Repeat all entries exactly.
⁂
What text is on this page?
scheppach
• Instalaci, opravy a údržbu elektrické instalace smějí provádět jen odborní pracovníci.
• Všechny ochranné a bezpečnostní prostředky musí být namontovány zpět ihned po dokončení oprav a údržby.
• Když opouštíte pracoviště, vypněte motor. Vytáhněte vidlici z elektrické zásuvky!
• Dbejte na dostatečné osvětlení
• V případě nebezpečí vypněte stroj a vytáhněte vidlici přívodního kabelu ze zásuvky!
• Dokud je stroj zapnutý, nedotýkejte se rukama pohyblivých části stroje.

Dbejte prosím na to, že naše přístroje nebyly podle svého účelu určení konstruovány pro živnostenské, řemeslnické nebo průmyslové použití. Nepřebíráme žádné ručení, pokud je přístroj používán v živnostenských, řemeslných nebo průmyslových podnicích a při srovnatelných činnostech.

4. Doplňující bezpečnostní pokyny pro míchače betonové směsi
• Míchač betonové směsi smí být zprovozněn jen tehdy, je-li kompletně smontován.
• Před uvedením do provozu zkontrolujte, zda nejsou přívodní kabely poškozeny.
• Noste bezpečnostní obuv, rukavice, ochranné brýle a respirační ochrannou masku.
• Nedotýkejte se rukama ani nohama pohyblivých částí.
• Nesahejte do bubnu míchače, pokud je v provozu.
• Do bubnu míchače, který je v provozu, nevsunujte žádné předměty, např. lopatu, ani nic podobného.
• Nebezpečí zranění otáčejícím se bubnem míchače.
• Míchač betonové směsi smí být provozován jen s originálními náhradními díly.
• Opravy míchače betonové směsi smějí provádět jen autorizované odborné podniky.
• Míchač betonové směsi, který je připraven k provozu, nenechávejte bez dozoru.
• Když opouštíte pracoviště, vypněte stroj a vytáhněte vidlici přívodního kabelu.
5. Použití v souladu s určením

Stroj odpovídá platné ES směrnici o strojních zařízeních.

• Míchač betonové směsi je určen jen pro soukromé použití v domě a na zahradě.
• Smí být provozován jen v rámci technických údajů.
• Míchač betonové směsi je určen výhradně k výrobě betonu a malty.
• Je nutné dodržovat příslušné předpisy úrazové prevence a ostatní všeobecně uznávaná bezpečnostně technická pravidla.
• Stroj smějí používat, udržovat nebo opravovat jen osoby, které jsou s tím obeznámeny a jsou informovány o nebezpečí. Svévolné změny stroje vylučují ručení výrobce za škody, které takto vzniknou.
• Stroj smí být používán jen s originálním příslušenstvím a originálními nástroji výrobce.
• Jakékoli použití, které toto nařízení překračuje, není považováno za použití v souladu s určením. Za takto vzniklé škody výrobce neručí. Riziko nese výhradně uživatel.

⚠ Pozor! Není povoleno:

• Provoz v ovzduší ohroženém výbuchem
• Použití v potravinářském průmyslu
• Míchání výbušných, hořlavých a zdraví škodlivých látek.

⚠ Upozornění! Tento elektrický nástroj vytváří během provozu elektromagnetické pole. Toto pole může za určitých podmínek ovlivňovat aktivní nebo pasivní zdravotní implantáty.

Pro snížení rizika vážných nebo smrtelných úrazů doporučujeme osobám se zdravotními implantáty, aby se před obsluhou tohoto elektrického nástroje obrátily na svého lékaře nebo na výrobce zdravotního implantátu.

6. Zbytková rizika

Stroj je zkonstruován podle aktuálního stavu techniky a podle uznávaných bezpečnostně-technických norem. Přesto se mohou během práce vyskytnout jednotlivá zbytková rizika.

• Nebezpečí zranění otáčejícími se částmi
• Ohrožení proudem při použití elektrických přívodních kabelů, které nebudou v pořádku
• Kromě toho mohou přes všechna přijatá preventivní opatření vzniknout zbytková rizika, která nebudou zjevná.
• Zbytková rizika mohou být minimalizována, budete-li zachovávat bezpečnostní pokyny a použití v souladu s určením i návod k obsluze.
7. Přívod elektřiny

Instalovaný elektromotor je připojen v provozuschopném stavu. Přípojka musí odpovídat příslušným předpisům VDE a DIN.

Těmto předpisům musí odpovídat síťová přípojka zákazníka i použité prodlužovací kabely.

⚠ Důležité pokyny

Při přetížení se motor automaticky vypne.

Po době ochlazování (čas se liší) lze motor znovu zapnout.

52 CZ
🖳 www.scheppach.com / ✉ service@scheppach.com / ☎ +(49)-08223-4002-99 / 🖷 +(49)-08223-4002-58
⁂
Worked answer:
What text is on this page?
scheppach
• Instalaci, opravy a údržbu elektrické instalace smějí provádět jen odborní pracovníci.
• Všechny ochranné a bezpečnostní prostředky musí být namontovány zpět ihned po dokončení oprav a údržby.
• Když opouštíte pracoviště, vypněte motor. Vytáhněte vidlici z elektrické zásuvky!
• Dbejte na dostatečné osvětlení
• V případě nebezpečí vypněte stroj a vytáhněte vidlici přívodního kabelu ze zásuvky!
• Dokud je stroj zapnutý, nedotýkejte se rukama pohyblivých části stroje.

Dbejte prosím na to, že naše přístroje nebyly podle svého účelu určení konstruovány pro živnostenské, řemeslnické nebo průmyslové použití. Nepřebíráme žádné ručení, pokud je přístroj používán v živnostenských, řemeslných nebo průmyslových podnicích a při srovnatelných činnostech.

4. Doplňující bezpečnostní pokyny pro míchače betonové směsi
• Míchač betonové směsi smí být zprovozněn jen tehdy, je-li kompletně smontován.
• Před uvedením do provozu zkontrolujte, zda nejsou přívodní kabely poškozeny.
• Noste bezpečnostní obuv, rukavice, ochranné brýle a respirační ochrannou masku.
• Nedotýkejte se rukama ani nohama pohyblivých částí.
• Nesahejte do bubnu míchače, pokud je v provozu.
• Do bubnu míchače, který je v provozu, nevsunujte žádné předměty, např. lopatu, ani nic podobného.
• Nebezpečí zranění otáčejícím se bubnem míchače.
• Míchač betonové směsi smí být provozován jen s originálními náhradními díly.
• Opravy míchače betonové směsi smějí provádět jen autorizované odborné podniky.
• Míchač betonové směsi, který je připraven k provozu, nenechávejte bez dozoru.
• Když opouštíte pracoviště, vypněte stroj a vytáhněte vidlici přívodního kabelu.
5. Použití v souladu s určením

Stroj odpovídá platné ES směrnici o strojních zařízeních.

• Míchač betonové směsi je určen jen pro soukromé použití v domě a na zahradě.
• Smí být provozován jen v rámci technických údajů.
• Míchač betonové směsi je určen výhradně k výrobě betonu a malty.
• Je nutné dodržovat příslušné předpisy úrazové prevence a ostatní všeobecně uznávaná bezpečnostně technická pravidla.
• Stroj smějí používat, udržovat nebo opravovat jen osoby, které jsou s tím obeznámeny a jsou informovány o nebezpečí. Svévolné změny stroje vylučují ručení výrobce za škody, které takto vzniknou.
• Stroj smí být používán jen s originálním příslušenstvím a originálními nástroji výrobce.
• Jakékoli použití, které toto nařízení překračuje, není považováno za použití v souladu s určením. Za takto vzniklé škody výrobce neručí. Riziko nese výhradně uživatel.

⚠ Pozor! Není povoleno:

• Provoz v ovzduší ohroženém výbuchem
• Použití v potravinářském průmyslu
• Míchání výbušných, hořlavých a zdraví škodlivých látek.

⚠ Upozornění! Tento elektrický nástroj vytváří během provozu elektromagnetické pole. Toto pole může za určitých podmínek ovlivňovat aktivní nebo pasivní zdravotní implantáty.

Pro snížení rizika vážných nebo smrtelných úrazů doporučujeme osobám se zdravotními implantáty, aby se před obsluhou tohoto elektrického nástroje obrátily na svého lékaře nebo na výrobce zdravotního implantátu.

6. Zbytková rizika

Stroj je zkonstruován podle aktuálního stavu techniky a podle uznávaných bezpečnostně-technických norem. Přesto se mohou během práce vyskytnout jednotlivá zbytková rizika.

• Nebezpečí zranění otáčejícími se částmi
• Ohrožení proudem při použití elektrických přívodních kabelů, které nebudou v pořádku
• Kromě toho mohou přes všechna přijatá preventivní opatření vzniknout zbytková rizika, která nebudou zjevná.
• Zbytková rizika mohou být minimalizována, budete-li zachovávat bezpečnostní pokyny a použití v souladu s určením i návod k obsluze.
7. Přívod elektřiny

Instalovaný elektromotor je připojen v provozuschopném stavu. Přípojka musí odpovídat příslušným předpisům VDE a DIN.

Těmto předpisům musí odpovídat síťová přípojka zákazníka i použité prodlužovací kabely.

⚠ Důležité pokyny

Při přetížení se motor automaticky vypne.

Po době ochlazování (čas se liší) lze motor znovu zapnout.

52 CZ
🖳 www.scheppach.com / ✉ service@scheppach.com / ☎ +(49)-08223-4002-99 / 🖷 +(49)-08223-4002-58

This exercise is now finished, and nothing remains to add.